What the task requires >>
Give back, unchanged, each line from the one containing "Output the text content of this document." through the last line of the entries below.

Excerpted records >>
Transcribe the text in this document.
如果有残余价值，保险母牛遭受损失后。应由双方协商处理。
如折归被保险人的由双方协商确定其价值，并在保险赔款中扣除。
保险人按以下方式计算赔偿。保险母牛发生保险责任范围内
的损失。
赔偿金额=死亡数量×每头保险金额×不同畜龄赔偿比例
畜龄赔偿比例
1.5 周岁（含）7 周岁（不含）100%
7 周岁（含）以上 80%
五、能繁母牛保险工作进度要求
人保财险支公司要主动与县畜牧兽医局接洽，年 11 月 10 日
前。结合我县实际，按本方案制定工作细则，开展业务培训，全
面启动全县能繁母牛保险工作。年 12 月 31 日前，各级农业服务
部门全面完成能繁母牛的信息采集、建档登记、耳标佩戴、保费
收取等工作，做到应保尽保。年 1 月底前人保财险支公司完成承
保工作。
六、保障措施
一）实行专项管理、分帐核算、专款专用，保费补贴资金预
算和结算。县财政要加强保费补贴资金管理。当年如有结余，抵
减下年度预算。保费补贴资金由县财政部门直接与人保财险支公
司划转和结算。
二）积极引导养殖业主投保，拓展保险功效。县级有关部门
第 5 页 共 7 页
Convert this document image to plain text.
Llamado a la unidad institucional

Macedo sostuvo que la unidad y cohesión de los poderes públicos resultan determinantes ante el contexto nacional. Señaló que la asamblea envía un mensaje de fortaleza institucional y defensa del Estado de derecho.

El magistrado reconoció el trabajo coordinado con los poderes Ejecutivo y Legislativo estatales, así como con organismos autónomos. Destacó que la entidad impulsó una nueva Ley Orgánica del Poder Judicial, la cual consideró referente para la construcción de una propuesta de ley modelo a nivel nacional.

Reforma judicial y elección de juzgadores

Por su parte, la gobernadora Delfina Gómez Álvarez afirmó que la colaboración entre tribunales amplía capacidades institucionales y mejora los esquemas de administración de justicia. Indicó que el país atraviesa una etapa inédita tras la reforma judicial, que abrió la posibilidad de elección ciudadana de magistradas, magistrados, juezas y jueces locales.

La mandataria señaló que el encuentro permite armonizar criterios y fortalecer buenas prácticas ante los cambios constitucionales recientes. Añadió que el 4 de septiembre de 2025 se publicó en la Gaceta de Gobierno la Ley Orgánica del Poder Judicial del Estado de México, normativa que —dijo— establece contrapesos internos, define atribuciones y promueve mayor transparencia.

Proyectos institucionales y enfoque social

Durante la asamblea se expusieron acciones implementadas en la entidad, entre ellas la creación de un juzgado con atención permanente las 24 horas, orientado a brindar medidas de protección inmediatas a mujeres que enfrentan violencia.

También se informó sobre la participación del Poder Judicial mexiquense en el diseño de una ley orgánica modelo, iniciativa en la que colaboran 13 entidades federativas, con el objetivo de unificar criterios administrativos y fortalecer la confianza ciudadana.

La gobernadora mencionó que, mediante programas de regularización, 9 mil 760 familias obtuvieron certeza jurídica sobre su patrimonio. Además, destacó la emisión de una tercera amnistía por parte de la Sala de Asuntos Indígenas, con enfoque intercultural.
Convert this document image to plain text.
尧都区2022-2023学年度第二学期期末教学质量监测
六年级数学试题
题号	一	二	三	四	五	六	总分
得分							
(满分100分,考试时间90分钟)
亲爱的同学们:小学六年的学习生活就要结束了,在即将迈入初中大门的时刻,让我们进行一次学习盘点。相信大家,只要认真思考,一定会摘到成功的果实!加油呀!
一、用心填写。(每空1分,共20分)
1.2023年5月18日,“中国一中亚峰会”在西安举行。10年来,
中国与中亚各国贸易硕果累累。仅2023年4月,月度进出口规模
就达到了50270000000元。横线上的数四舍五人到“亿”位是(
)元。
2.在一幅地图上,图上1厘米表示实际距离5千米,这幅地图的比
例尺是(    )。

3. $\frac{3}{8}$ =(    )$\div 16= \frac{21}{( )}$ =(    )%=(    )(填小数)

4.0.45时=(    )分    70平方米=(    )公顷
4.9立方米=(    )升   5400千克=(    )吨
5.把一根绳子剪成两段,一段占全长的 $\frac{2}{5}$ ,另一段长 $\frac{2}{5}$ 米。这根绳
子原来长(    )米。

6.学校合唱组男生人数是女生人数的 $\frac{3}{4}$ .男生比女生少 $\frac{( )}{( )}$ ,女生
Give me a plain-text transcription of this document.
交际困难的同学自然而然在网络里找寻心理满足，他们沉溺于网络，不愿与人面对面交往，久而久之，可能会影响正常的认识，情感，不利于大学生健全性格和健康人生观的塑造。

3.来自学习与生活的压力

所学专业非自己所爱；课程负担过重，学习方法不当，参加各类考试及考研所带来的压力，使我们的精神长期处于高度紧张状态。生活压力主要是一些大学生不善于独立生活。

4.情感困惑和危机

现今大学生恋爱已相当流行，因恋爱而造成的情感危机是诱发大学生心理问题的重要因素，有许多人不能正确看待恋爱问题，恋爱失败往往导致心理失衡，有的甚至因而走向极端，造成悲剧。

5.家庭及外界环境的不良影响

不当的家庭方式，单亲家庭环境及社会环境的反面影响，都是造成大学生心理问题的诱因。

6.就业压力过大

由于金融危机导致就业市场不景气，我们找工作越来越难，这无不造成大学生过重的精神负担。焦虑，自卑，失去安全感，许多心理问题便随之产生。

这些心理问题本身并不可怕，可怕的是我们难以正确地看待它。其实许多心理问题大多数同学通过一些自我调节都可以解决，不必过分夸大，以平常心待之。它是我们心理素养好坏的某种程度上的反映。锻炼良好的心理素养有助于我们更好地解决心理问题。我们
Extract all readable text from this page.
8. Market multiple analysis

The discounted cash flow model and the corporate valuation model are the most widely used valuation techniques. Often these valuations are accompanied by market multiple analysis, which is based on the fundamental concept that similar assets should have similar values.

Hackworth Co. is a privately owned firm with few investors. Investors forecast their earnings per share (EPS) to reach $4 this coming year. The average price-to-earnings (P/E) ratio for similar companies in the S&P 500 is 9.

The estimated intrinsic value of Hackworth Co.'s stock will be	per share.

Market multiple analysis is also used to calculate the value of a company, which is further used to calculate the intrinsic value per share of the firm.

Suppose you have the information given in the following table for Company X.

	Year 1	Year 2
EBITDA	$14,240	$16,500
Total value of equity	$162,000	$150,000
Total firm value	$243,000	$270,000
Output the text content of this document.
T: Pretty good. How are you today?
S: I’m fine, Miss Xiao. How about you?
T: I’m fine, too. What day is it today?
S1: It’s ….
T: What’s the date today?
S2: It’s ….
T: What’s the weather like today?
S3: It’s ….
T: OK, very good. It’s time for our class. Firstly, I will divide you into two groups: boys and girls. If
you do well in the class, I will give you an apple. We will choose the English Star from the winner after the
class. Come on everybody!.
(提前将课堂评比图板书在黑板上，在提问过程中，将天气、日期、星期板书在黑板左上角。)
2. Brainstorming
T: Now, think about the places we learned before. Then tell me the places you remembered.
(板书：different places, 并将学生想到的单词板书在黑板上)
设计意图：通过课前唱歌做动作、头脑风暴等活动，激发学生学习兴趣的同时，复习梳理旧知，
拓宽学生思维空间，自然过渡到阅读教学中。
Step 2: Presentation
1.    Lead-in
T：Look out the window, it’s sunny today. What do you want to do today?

Solution to this problem >>
Output the text content of this document.
T: Pretty good. How are you today?
S: I’m fine, Miss Xiao. How about you?
T: I’m fine, too. What day is it today?
S1: It’s ….
T: What’s the date today?
S2: It’s ….
T: What’s the weather like today?
S3: It’s ….
T: OK, very good. It’s time for our class. Firstly, I will divide you into two groups: boys and girls. If
you do well in the class, I will give you an apple. We will choose the English Star from the winner after the
class. Come on everybody!.
(提前将课堂评比图板书在黑板上，在提问过程中，将天气、日期、星期板书在黑板左上角。)
2. Brainstorming
T: Now, think about the places we learned before. Then tell me the places you remembered.
(板书：different places, 并将学生想到的单词板书在黑板上)
设计意图：通过课前唱歌做动作、头脑风暴等活动，激发学生学习兴趣的同时，复习梳理旧知，
拓宽学生思维空间，自然过渡到阅读教学中。
Step 2: Presentation
1.    Lead-in
T：Look out the window, it’s sunny today. What do you want to do today?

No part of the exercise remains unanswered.